* **PROVIDED INFORMATION**:
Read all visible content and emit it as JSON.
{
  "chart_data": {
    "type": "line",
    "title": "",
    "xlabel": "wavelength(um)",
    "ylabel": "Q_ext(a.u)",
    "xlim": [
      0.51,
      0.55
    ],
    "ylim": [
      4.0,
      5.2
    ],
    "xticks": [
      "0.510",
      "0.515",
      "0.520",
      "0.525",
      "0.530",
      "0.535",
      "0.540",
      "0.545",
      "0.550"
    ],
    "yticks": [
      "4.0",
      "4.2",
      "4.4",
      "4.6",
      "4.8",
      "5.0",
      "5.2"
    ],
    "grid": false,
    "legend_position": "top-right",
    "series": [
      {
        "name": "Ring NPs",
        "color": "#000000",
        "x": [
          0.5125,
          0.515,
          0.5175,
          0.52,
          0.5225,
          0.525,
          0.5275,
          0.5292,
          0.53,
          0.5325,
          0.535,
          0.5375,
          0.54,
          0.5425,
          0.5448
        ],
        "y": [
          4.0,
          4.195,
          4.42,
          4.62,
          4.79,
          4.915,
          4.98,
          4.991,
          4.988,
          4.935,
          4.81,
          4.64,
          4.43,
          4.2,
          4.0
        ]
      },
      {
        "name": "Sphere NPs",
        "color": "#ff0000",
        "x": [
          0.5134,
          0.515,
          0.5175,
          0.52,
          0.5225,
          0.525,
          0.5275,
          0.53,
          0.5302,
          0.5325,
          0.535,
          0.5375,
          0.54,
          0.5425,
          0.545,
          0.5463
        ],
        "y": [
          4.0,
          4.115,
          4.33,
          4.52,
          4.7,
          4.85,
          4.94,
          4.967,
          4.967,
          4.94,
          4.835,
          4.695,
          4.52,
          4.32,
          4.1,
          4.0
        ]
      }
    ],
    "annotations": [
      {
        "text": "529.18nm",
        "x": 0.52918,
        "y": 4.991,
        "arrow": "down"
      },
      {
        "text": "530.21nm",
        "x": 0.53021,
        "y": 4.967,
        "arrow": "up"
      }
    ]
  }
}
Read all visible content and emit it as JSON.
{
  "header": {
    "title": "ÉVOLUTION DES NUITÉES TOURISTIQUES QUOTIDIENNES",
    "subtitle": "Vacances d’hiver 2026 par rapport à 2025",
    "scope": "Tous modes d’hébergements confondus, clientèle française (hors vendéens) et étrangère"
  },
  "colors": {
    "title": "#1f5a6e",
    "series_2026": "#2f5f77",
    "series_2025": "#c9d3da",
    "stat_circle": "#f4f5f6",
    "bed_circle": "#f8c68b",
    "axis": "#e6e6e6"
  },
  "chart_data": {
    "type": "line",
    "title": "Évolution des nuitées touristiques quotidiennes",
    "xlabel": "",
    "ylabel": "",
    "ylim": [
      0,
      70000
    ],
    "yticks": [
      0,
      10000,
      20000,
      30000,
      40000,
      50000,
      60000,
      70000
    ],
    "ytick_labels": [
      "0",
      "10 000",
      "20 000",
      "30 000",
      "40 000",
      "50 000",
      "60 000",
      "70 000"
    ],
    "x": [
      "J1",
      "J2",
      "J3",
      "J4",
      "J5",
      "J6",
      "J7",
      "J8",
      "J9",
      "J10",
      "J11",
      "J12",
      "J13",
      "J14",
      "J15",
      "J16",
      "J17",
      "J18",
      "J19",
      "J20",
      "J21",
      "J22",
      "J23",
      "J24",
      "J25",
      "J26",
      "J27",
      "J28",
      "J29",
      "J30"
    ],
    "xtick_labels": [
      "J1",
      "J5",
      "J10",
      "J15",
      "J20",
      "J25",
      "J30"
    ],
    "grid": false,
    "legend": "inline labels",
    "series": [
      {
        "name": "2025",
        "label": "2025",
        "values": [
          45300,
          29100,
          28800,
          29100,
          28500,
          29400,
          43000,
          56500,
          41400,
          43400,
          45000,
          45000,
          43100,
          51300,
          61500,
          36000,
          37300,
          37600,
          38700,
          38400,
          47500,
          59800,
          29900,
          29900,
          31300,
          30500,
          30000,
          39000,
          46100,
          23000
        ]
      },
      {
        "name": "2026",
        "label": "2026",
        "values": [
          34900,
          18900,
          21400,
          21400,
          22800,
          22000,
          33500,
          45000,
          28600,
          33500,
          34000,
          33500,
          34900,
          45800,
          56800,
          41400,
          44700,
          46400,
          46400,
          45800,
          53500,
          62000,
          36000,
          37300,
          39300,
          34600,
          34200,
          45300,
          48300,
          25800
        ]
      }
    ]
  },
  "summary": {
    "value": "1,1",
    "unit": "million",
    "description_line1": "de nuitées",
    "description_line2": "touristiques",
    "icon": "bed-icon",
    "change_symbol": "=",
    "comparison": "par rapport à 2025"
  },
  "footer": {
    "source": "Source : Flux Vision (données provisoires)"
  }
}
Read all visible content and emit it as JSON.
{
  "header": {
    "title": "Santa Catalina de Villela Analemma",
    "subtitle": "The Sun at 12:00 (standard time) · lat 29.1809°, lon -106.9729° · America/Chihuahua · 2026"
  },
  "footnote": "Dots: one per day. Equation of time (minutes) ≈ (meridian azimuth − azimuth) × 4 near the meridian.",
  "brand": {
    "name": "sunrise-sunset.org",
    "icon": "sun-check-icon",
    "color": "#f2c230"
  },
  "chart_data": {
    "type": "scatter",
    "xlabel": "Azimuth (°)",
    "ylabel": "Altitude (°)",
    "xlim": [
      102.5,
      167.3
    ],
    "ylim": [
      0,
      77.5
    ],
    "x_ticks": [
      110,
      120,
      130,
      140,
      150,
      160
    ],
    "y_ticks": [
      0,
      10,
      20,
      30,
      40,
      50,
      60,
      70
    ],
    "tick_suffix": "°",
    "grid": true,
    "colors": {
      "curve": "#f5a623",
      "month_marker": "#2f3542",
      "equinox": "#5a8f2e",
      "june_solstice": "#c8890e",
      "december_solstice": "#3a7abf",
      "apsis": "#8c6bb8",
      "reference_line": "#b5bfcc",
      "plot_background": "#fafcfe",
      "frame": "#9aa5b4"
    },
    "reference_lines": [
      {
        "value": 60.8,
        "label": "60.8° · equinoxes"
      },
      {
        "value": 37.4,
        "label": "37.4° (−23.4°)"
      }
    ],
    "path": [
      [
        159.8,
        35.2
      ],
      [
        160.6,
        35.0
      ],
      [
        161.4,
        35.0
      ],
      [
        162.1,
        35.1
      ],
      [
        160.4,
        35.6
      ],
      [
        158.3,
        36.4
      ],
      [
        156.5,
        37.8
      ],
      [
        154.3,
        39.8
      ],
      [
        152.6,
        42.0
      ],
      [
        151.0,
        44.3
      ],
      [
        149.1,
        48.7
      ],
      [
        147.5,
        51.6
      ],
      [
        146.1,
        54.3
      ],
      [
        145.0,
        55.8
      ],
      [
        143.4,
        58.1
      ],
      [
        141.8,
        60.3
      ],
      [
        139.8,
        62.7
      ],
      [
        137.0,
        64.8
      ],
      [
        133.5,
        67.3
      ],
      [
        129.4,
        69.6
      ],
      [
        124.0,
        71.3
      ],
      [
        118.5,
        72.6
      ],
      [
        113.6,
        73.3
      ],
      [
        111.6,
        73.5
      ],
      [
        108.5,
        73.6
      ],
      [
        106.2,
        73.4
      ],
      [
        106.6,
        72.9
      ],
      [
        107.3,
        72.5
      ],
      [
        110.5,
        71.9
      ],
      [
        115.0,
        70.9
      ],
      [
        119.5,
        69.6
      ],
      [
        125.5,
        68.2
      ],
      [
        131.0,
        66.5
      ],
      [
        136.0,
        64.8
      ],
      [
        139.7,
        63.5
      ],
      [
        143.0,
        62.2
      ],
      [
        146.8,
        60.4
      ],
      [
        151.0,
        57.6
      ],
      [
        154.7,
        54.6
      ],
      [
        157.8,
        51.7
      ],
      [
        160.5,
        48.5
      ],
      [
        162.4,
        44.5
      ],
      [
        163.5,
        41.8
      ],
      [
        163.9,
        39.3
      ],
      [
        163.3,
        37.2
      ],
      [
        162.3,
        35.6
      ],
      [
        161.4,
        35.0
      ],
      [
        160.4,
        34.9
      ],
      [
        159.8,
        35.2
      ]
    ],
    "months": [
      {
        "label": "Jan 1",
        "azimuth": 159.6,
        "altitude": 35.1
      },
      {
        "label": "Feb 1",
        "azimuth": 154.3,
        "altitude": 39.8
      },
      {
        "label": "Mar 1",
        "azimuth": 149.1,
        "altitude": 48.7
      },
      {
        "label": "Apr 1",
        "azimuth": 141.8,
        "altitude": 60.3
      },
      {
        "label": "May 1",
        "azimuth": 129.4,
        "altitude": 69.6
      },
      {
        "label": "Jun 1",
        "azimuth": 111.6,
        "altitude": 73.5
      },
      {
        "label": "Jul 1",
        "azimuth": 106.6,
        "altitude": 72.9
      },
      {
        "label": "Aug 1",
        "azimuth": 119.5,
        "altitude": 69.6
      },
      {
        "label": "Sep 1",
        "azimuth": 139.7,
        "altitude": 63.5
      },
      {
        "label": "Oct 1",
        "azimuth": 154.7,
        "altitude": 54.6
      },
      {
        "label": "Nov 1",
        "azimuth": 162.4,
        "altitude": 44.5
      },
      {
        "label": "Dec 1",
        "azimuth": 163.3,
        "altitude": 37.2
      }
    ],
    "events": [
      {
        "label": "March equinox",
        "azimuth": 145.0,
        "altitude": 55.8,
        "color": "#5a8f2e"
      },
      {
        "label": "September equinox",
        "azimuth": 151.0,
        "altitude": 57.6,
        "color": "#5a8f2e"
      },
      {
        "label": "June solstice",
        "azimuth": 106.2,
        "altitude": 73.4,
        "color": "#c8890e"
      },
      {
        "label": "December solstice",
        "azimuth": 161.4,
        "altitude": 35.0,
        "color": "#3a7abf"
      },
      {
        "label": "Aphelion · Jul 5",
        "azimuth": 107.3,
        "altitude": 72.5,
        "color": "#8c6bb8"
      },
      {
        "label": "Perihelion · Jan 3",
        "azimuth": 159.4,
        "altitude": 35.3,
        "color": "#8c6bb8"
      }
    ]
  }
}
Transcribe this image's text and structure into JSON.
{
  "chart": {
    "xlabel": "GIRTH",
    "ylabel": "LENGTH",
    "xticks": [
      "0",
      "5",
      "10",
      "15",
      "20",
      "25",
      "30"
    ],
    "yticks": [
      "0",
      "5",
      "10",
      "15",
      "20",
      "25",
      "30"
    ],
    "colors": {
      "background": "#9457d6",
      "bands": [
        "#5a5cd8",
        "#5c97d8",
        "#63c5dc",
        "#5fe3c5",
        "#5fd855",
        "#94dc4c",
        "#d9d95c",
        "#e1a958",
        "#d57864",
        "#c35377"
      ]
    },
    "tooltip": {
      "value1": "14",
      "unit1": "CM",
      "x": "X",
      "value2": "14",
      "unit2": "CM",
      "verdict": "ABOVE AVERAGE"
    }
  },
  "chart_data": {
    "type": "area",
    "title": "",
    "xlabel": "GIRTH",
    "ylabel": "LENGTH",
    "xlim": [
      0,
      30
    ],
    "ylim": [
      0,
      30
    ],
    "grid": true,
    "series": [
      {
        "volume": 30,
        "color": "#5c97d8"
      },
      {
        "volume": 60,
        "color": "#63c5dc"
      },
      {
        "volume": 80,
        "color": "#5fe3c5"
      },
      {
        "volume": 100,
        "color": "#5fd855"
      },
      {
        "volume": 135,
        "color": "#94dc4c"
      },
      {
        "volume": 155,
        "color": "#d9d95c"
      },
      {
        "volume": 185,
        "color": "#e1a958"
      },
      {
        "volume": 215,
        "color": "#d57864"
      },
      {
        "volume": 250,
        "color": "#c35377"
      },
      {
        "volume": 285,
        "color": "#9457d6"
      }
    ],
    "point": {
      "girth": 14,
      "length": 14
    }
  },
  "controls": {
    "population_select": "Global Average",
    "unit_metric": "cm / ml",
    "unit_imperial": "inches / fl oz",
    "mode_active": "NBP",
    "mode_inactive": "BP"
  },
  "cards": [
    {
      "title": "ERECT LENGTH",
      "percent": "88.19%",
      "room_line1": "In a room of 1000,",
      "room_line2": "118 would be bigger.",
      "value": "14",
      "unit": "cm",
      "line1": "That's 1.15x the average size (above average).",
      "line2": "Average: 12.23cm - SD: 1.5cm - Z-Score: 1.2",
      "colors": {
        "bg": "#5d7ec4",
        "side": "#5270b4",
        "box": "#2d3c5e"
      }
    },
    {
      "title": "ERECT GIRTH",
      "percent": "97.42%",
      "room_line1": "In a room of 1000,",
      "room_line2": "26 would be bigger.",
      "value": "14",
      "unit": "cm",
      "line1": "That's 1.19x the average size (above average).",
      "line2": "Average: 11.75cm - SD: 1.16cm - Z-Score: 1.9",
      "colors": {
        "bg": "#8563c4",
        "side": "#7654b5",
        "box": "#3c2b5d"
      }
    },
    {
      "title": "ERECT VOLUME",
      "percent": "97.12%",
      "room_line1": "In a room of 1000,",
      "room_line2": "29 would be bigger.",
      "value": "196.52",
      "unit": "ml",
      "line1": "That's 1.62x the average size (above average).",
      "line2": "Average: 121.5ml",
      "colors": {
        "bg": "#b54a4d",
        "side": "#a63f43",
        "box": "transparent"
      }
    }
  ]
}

* **OBJECTIVE**: In the listing above, count each line that holds the string "Score". Give the number only.

* **WRITTEN ANSWER**: 2